• _Problem statement_: For the listing below, give the number of lines in which "Slot" occurs. Add nothing.

----------

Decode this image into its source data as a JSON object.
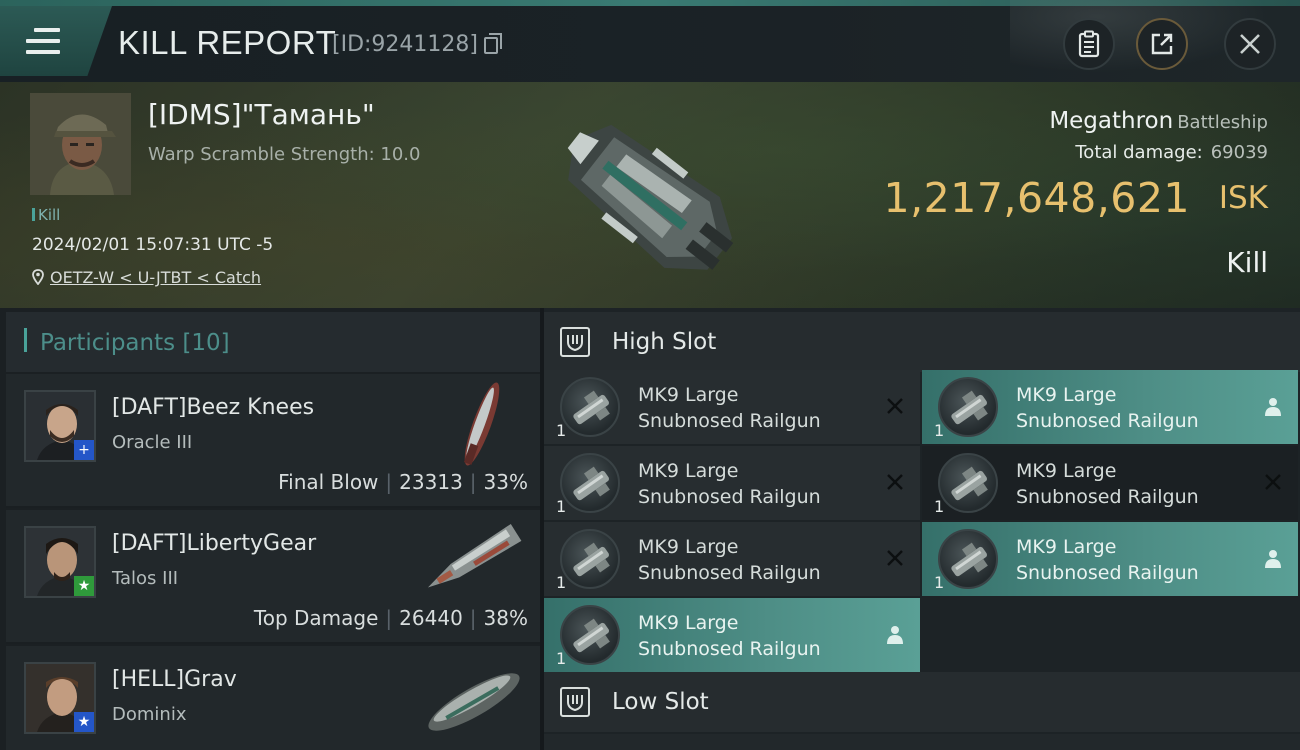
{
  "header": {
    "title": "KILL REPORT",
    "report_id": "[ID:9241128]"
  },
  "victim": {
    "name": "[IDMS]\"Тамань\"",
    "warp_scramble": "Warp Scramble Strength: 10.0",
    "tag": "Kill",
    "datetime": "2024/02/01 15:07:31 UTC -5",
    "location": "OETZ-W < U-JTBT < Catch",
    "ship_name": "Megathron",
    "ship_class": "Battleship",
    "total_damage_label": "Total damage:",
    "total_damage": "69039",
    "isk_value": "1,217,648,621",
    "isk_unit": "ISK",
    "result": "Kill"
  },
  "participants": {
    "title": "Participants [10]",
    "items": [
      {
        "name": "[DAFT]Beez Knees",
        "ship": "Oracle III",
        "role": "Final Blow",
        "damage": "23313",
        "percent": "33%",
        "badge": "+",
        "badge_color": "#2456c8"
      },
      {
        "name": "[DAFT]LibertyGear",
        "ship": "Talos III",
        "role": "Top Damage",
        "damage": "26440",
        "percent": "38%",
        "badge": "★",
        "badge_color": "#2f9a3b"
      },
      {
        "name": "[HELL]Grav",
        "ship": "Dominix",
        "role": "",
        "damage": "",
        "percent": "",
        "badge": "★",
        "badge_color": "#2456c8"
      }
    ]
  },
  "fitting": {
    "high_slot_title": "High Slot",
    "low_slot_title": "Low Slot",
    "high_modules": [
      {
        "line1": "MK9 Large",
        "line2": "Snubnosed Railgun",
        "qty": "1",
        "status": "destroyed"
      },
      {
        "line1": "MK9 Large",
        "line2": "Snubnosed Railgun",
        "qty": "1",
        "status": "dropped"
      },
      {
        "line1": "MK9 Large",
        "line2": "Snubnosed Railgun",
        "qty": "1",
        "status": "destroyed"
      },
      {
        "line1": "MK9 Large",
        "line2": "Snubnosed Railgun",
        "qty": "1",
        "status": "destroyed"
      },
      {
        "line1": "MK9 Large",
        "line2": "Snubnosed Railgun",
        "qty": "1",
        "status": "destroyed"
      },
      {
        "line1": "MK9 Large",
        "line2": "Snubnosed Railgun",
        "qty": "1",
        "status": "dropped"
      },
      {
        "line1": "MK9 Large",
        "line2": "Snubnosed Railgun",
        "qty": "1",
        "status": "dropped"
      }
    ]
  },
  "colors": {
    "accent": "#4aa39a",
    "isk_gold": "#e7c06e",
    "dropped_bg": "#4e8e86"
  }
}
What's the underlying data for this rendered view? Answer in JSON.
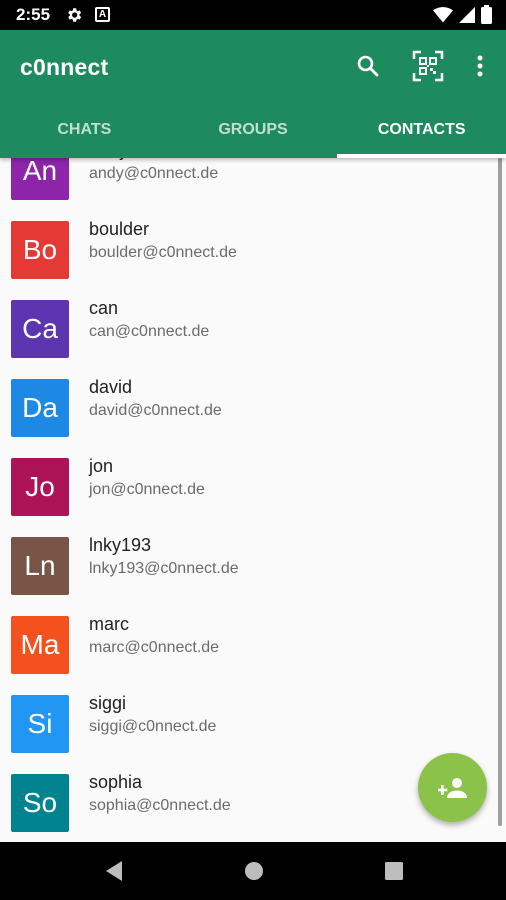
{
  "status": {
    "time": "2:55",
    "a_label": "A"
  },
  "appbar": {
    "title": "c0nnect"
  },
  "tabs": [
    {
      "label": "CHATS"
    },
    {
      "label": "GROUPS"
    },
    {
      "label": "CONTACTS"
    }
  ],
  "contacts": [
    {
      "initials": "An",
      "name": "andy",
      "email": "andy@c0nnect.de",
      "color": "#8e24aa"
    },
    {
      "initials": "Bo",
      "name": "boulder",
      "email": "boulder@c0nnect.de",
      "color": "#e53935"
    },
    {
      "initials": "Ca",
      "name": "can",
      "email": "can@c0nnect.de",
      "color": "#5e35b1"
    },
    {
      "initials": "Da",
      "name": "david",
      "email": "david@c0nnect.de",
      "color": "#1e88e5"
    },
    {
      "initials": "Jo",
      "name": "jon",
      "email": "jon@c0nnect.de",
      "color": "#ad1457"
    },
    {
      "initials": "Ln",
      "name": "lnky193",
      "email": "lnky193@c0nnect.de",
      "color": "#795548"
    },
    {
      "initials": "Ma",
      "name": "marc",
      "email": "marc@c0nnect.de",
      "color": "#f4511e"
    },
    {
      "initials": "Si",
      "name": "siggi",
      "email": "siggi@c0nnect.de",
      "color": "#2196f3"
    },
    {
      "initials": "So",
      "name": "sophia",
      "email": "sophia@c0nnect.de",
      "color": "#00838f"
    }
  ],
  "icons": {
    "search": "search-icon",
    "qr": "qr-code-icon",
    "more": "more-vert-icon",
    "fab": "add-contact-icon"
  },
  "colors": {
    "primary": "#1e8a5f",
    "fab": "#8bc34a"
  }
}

----------

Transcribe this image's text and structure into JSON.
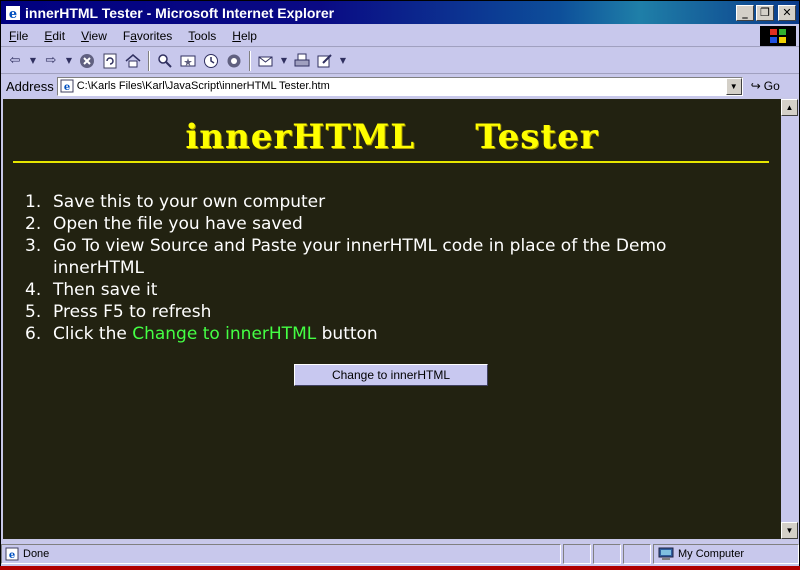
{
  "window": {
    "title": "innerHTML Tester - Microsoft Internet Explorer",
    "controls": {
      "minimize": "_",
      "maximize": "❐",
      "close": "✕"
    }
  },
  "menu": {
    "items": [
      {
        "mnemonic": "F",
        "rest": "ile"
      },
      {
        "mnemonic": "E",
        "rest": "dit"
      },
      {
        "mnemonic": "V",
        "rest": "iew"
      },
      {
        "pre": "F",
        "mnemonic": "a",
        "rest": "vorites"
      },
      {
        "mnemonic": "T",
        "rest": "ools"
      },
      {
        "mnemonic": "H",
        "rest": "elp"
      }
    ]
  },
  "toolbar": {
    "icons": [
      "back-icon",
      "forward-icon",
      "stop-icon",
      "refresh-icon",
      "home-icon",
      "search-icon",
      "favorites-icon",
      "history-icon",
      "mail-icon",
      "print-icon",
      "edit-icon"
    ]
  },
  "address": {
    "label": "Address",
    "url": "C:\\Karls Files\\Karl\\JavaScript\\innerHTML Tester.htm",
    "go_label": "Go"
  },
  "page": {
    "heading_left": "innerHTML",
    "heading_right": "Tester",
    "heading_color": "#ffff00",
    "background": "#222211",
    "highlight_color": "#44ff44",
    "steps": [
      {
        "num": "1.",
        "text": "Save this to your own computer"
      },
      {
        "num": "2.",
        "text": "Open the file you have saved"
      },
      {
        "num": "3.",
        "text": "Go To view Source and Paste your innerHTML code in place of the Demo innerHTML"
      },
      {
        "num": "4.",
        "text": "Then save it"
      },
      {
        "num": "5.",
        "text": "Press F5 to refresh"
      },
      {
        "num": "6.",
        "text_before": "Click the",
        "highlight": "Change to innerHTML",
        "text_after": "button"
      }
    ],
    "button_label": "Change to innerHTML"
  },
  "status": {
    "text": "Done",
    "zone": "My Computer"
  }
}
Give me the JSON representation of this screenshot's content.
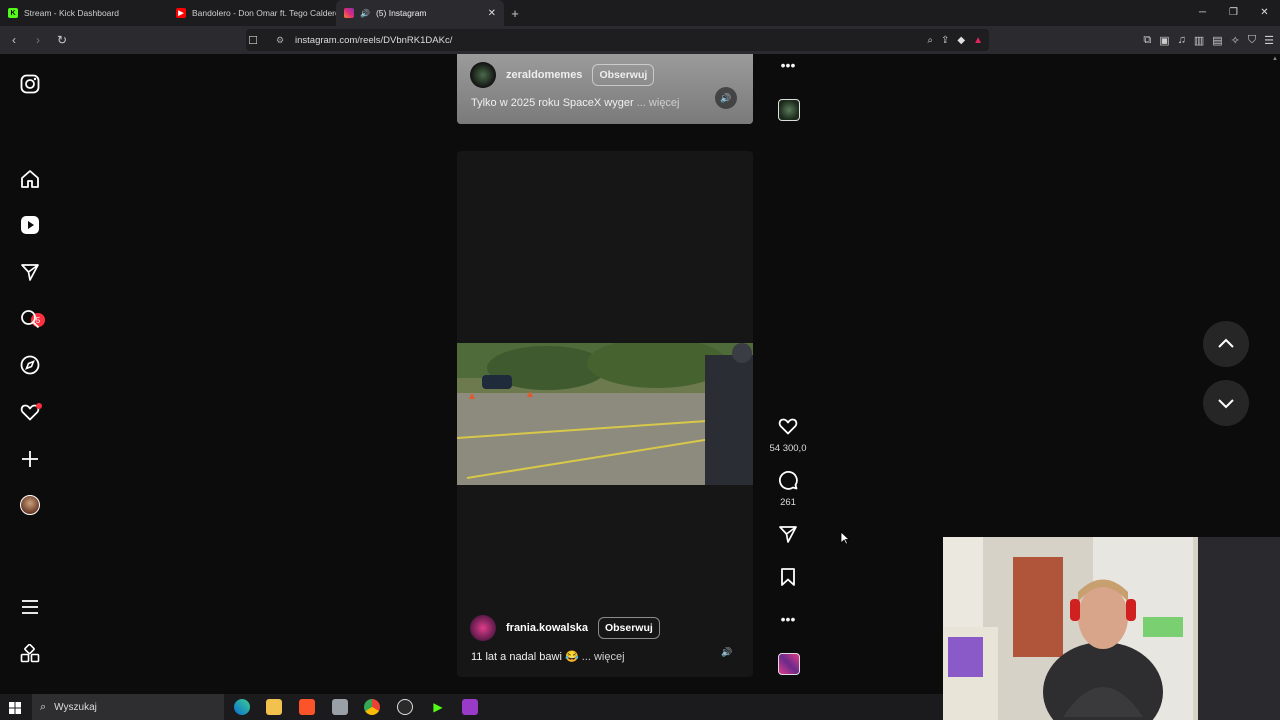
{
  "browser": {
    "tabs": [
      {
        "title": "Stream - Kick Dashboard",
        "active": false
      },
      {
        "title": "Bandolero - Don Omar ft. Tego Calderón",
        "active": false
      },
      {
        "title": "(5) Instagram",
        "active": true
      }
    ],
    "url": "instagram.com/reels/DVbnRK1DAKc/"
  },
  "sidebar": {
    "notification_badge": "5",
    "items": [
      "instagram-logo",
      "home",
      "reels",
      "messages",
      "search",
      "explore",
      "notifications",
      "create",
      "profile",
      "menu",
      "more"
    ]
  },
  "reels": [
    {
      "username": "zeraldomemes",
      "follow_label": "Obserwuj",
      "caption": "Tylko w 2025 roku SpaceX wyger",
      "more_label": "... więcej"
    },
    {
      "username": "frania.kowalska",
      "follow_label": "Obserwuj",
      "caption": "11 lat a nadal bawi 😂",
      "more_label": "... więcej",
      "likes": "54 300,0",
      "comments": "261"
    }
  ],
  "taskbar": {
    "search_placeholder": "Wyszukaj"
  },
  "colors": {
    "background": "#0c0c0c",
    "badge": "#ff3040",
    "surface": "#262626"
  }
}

----------

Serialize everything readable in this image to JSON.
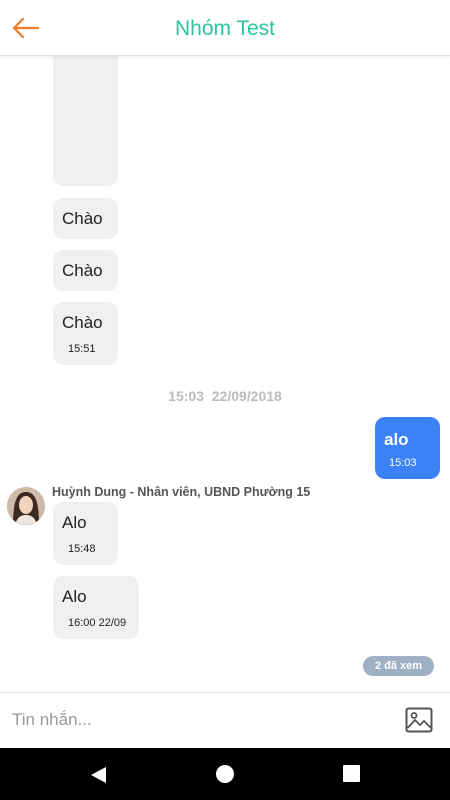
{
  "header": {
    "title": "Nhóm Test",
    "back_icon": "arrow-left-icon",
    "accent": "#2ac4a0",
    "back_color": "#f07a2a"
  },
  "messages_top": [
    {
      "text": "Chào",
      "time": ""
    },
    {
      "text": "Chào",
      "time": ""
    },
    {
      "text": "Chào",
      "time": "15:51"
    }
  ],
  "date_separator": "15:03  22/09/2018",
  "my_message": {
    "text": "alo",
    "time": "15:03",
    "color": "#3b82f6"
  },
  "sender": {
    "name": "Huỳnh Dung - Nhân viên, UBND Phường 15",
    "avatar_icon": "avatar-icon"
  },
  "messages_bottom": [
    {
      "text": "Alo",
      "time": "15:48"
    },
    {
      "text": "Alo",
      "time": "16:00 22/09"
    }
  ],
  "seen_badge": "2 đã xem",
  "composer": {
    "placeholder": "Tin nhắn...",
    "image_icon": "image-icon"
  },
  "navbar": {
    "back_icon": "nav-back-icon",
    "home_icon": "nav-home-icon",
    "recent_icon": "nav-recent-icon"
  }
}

----------

• _Answer to this problem_: 2